◆ What to produce: Set down every record once more, exactly as given.
═══ Dataset records ═══
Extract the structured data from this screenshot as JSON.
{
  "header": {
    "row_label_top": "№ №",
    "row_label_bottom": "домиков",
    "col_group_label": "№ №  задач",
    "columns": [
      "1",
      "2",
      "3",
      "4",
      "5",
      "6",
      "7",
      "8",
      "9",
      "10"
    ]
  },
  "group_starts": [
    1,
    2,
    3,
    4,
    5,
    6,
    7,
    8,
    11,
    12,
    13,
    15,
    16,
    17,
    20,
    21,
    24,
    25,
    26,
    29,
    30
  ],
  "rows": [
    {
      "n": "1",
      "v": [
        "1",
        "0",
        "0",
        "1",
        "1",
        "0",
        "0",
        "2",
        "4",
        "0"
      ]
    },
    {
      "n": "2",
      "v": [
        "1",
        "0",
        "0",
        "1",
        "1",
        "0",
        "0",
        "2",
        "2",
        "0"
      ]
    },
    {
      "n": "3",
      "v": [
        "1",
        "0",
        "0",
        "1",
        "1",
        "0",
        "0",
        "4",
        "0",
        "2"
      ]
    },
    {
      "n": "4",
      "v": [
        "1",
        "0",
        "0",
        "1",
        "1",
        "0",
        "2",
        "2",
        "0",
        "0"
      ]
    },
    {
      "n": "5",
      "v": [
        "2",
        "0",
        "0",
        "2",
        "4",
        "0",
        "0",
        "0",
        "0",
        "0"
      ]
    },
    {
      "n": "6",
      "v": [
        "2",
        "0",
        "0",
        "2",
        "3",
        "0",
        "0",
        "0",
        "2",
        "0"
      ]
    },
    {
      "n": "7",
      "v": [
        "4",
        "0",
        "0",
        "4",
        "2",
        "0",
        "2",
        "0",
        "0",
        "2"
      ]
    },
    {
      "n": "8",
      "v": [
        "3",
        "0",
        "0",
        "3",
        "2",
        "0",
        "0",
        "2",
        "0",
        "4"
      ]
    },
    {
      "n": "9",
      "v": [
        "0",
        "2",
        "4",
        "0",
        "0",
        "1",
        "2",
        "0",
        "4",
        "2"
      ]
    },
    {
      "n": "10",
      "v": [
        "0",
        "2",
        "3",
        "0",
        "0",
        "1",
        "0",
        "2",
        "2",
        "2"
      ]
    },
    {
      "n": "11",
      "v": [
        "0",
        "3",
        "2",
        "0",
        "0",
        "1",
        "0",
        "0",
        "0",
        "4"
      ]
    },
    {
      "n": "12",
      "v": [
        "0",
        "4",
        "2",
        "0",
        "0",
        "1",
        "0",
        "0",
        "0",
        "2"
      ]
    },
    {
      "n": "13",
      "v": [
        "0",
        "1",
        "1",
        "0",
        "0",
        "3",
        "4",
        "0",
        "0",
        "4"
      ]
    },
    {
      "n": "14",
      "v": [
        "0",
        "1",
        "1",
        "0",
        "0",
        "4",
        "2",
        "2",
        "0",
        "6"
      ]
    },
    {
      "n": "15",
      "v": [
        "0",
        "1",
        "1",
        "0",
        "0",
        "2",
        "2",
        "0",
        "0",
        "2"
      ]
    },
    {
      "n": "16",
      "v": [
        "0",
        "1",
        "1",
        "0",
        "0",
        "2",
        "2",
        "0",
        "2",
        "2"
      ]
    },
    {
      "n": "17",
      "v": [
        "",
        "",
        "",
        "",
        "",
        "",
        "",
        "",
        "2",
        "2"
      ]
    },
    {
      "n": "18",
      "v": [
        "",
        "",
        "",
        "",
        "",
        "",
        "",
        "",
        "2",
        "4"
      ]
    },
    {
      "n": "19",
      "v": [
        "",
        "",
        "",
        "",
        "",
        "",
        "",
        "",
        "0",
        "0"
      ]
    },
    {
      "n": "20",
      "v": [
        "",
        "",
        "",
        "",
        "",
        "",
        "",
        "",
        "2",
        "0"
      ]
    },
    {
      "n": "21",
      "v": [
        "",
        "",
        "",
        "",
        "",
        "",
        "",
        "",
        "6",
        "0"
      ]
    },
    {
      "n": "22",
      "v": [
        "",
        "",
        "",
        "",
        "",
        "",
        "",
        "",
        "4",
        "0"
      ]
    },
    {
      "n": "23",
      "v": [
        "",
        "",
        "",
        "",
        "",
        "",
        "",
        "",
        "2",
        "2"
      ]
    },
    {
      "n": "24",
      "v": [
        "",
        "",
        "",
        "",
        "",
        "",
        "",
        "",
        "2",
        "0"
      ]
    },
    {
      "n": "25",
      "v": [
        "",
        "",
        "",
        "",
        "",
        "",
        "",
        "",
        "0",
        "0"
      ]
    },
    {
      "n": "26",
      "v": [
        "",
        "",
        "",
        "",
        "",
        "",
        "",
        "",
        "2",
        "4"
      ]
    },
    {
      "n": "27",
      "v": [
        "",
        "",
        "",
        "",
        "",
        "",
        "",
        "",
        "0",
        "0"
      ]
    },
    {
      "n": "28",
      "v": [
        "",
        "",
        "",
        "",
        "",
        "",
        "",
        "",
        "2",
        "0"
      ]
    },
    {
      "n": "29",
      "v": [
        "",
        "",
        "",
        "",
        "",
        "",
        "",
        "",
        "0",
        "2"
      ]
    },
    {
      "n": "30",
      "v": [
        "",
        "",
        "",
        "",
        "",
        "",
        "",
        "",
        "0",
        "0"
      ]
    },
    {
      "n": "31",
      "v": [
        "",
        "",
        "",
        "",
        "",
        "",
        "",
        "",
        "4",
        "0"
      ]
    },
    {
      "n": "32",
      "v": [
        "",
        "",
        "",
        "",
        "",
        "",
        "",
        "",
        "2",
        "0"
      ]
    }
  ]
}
═══
◆ Exercise output:
Extract the structured data from this screenshot as JSON.
{
  "header": {
    "row_label_top": "№ №",
    "row_label_bottom": "домиков",
    "col_group_label": "№ №  задач",
    "columns": [
      "1",
      "2",
      "3",
      "4",
      "5",
      "6",
      "7",
      "8",
      "9",
      "10"
    ]
  },
  "group_starts": [
    1,
    2,
    3,
    4,
    5,
    6,
    7,
    8,
    11,
    12,
    13,
    15,
    16,
    17,
    20,
    21,
    24,
    25,
    26,
    29,
    30
  ],
  "rows": [
    {
      "n": "1",
      "v": [
        "1",
        "0",
        "0",
        "1",
        "1",
        "0",
        "0",
        "2",
        "4",
        "0"
      ]
    },
    {
      "n": "2",
      "v": [
        "1",
        "0",
        "0",
        "1",
        "1",
        "0",
        "0",
        "2",
        "2",
        "0"
      ]
    },
    {
      "n": "3",
      "v": [
        "1",
        "0",
        "0",
        "1",
        "1",
        "0",
        "0",
        "4",
        "0",
        "2"
      ]
    },
    {
      "n": "4",
      "v": [
        "1",
        "0",
        "0",
        "1",
        "1",
        "0",
        "2",
        "2",
        "0",
        "0"
      ]
    },
    {
      "n": "5",
      "v": [
        "2",
        "0",
        "0",
        "2",
        "4",
        "0",
        "0",
        "0",
        "0",
        "0"
      ]
    },
    {
      "n": "6",
      "v": [
        "2",
        "0",
        "0",
        "2",
        "3",
        "0",
        "0",
        "0",
        "2",
        "0"
      ]
    },
    {
      "n": "7",
      "v": [
        "4",
        "0",
        "0",
        "4",
        "2",
        "0",
        "2",
        "0",
        "0",
        "2"
      ]
    },
    {
      "n": "8",
      "v": [
        "3",
        "0",
        "0",
        "3",
        "2",
        "0",
        "0",
        "2",
        "0",
        "4"
      ]
    },
    {
      "n": "9",
      "v": [
        "0",
        "2",
        "4",
        "0",
        "0",
        "1",
        "2",
        "0",
        "4",
        "2"
      ]
    },
    {
      "n": "10",
      "v": [
        "0",
        "2",
        "3",
        "0",
        "0",
        "1",
        "0",
        "2",
        "2",
        "2"
      ]
    },
    {
      "n": "11",
      "v": [
        "0",
        "3",
        "2",
        "0",
        "0",
        "1",
        "0",
        "0",
        "0",
        "4"
      ]
    },
    {
      "n": "12",
      "v": [
        "0",
        "4",
        "2",
        "0",
        "0",
        "1",
        "0",
        "0",
        "0",
        "2"
      ]
    },
    {
      "n": "13",
      "v": [
        "0",
        "1",
        "1",
        "0",
        "0",
        "3",
        "4",
        "0",
        "0",
        "4"
      ]
    },
    {
      "n": "14",
      "v": [
        "0",
        "1",
        "1",
        "0",
        "0",
        "4",
        "2",
        "2",
        "0",
        "6"
      ]
    },
    {
      "n": "15",
      "v": [
        "0",
        "1",
        "1",
        "0",
        "0",
        "2",
        "2",
        "0",
        "0",
        "2"
      ]
    },
    {
      "n": "16",
      "v": [
        "0",
        "1",
        "1",
        "0",
        "0",
        "2",
        "2",
        "0",
        "2",
        "2"
      ]
    },
    {
      "n": "17",
      "v": [
        "",
        "",
        "",
        "",
        "",
        "",
        "",
        "",
        "2",
        "2"
      ]
    },
    {
      "n": "18",
      "v": [
        "",
        "",
        "",
        "",
        "",
        "",
        "",
        "",
        "2",
        "4"
      ]
    },
    {
      "n": "19",
      "v": [
        "",
        "",
        "",
        "",
        "",
        "",
        "",
        "",
        "0",
        "0"
      ]
    },
    {
      "n": "20",
      "v": [
        "",
        "",
        "",
        "",
        "",
        "",
        "",
        "",
        "2",
        "0"
      ]
    },
    {
      "n": "21",
      "v": [
        "",
        "",
        "",
        "",
        "",
        "",
        "",
        "",
        "6",
        "0"
      ]
    },
    {
      "n": "22",
      "v": [
        "",
        "",
        "",
        "",
        "",
        "",
        "",
        "",
        "4",
        "0"
      ]
    },
    {
      "n": "23",
      "v": [
        "",
        "",
        "",
        "",
        "",
        "",
        "",
        "",
        "2",
        "2"
      ]
    },
    {
      "n": "24",
      "v": [
        "",
        "",
        "",
        "",
        "",
        "",
        "",
        "",
        "2",
        "0"
      ]
    },
    {
      "n": "25",
      "v": [
        "",
        "",
        "",
        "",
        "",
        "",
        "",
        "",
        "0",
        "0"
      ]
    },
    {
      "n": "26",
      "v": [
        "",
        "",
        "",
        "",
        "",
        "",
        "",
        "",
        "2",
        "4"
      ]
    },
    {
      "n": "27",
      "v": [
        "",
        "",
        "",
        "",
        "",
        "",
        "",
        "",
        "0",
        "0"
      ]
    },
    {
      "n": "28",
      "v": [
        "",
        "",
        "",
        "",
        "",
        "",
        "",
        "",
        "2",
        "0"
      ]
    },
    {
      "n": "29",
      "v": [
        "",
        "",
        "",
        "",
        "",
        "",
        "",
        "",
        "0",
        "2"
      ]
    },
    {
      "n": "30",
      "v": [
        "",
        "",
        "",
        "",
        "",
        "",
        "",
        "",
        "0",
        "0"
      ]
    },
    {
      "n": "31",
      "v": [
        "",
        "",
        "",
        "",
        "",
        "",
        "",
        "",
        "4",
        "0"
      ]
    },
    {
      "n": "32",
      "v": [
        "",
        "",
        "",
        "",
        "",
        "",
        "",
        "",
        "2",
        "0"
      ]
    }
  ]
}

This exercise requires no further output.